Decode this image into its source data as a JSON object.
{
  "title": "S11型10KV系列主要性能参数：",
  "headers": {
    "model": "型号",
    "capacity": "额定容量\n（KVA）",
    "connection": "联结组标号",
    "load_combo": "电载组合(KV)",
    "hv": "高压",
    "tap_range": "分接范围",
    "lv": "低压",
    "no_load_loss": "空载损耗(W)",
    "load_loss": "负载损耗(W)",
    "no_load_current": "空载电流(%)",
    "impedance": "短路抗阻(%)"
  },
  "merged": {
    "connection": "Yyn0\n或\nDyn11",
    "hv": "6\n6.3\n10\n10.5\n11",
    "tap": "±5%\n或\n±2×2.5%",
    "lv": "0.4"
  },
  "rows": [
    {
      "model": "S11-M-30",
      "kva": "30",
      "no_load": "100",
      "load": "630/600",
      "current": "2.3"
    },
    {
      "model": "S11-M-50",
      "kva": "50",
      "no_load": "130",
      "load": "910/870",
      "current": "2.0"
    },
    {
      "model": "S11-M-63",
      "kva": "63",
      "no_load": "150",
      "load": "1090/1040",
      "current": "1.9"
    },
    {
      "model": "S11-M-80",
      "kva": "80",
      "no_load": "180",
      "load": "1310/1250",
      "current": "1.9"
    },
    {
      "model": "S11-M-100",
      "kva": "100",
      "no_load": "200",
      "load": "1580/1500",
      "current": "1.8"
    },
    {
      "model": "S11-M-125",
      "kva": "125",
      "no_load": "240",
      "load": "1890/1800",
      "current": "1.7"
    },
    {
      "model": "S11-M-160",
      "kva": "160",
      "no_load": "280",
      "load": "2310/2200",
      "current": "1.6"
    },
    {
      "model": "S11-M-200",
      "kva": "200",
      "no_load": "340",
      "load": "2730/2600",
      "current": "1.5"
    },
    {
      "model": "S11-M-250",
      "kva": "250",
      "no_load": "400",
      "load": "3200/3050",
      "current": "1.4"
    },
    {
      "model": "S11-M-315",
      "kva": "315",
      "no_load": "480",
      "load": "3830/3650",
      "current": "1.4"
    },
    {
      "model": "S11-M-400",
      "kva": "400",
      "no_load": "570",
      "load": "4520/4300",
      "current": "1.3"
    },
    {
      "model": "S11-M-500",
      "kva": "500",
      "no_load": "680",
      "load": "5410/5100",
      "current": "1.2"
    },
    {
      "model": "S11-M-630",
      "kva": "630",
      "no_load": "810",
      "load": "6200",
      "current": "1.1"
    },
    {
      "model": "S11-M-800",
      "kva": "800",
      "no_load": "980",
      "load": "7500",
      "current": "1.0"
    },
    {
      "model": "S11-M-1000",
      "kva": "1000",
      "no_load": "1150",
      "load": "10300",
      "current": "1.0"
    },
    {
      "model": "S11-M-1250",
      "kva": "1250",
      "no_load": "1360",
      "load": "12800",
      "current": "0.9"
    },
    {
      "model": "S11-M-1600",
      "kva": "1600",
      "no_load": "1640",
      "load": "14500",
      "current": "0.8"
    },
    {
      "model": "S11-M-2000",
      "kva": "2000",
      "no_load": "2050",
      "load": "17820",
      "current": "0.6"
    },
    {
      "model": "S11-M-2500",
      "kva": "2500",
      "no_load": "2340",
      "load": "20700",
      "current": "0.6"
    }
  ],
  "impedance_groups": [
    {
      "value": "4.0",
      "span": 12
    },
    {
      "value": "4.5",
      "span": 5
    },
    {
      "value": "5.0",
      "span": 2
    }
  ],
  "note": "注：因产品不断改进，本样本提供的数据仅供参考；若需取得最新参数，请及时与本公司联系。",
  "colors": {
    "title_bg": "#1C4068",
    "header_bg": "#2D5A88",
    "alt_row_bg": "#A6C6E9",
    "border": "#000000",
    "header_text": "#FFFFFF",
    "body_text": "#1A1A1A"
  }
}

_ _ _

Objective:
Reproduce the data in full, exactly as presented.

Result:
Decode this image into its source data as a JSON object.
{
  "title": "S11型10KV系列主要性能参数：",
  "headers": {
    "model": "型号",
    "capacity": "额定容量\n（KVA）",
    "connection": "联结组标号",
    "load_combo": "电载组合(KV)",
    "hv": "高压",
    "tap_range": "分接范围",
    "lv": "低压",
    "no_load_loss": "空载损耗(W)",
    "load_loss": "负载损耗(W)",
    "no_load_current": "空载电流(%)",
    "impedance": "短路抗阻(%)"
  },
  "merged": {
    "connection": "Yyn0\n或\nDyn11",
    "hv": "6\n6.3\n10\n10.5\n11",
    "tap": "±5%\n或\n±2×2.5%",
    "lv": "0.4"
  },
  "rows": [
    {
      "model": "S11-M-30",
      "kva": "30",
      "no_load": "100",
      "load": "630/600",
      "current": "2.3"
    },
    {
      "model": "S11-M-50",
      "kva": "50",
      "no_load": "130",
      "load": "910/870",
      "current": "2.0"
    },
    {
      "model": "S11-M-63",
      "kva": "63",
      "no_load": "150",
      "load": "1090/1040",
      "current": "1.9"
    },
    {
      "model": "S11-M-80",
      "kva": "80",
      "no_load": "180",
      "load": "1310/1250",
      "current": "1.9"
    },
    {
      "model": "S11-M-100",
      "kva": "100",
      "no_load": "200",
      "load": "1580/1500",
      "current": "1.8"
    },
    {
      "model": "S11-M-125",
      "kva": "125",
      "no_load": "240",
      "load": "1890/1800",
      "current": "1.7"
    },
    {
      "model": "S11-M-160",
      "kva": "160",
      "no_load": "280",
      "load": "2310/2200",
      "current": "1.6"
    },
    {
      "model": "S11-M-200",
      "kva": "200",
      "no_load": "340",
      "load": "2730/2600",
      "current": "1.5"
    },
    {
      "model": "S11-M-250",
      "kva": "250",
      "no_load": "400",
      "load": "3200/3050",
      "current": "1.4"
    },
    {
      "model": "S11-M-315",
      "kva": "315",
      "no_load": "480",
      "load": "3830/3650",
      "current": "1.4"
    },
    {
      "model": "S11-M-400",
      "kva": "400",
      "no_load": "570",
      "load": "4520/4300",
      "current": "1.3"
    },
    {
      "model": "S11-M-500",
      "kva": "500",
      "no_load": "680",
      "load": "5410/5100",
      "current": "1.2"
    },
    {
      "model": "S11-M-630",
      "kva": "630",
      "no_load": "810",
      "load": "6200",
      "current": "1.1"
    },
    {
      "model": "S11-M-800",
      "kva": "800",
      "no_load": "980",
      "load": "7500",
      "current": "1.0"
    },
    {
      "model": "S11-M-1000",
      "kva": "1000",
      "no_load": "1150",
      "load": "10300",
      "current": "1.0"
    },
    {
      "model": "S11-M-1250",
      "kva": "1250",
      "no_load": "1360",
      "load": "12800",
      "current": "0.9"
    },
    {
      "model": "S11-M-1600",
      "kva": "1600",
      "no_load": "1640",
      "load": "14500",
      "current": "0.8"
    },
    {
      "model": "S11-M-2000",
      "kva": "2000",
      "no_load": "2050",
      "load": "17820",
      "current": "0.6"
    },
    {
      "model": "S11-M-2500",
      "kva": "2500",
      "no_load": "2340",
      "load": "20700",
      "current": "0.6"
    }
  ],
  "impedance_groups": [
    {
      "value": "4.0",
      "span": 12
    },
    {
      "value": "4.5",
      "span": 5
    },
    {
      "value": "5.0",
      "span": 2
    }
  ],
  "note": "注：因产品不断改进，本样本提供的数据仅供参考；若需取得最新参数，请及时与本公司联系。",
  "colors": {
    "title_bg": "#1C4068",
    "header_bg": "#2D5A88",
    "alt_row_bg": "#A6C6E9",
    "border": "#000000",
    "header_text": "#FFFFFF",
    "body_text": "#1A1A1A"
  }
}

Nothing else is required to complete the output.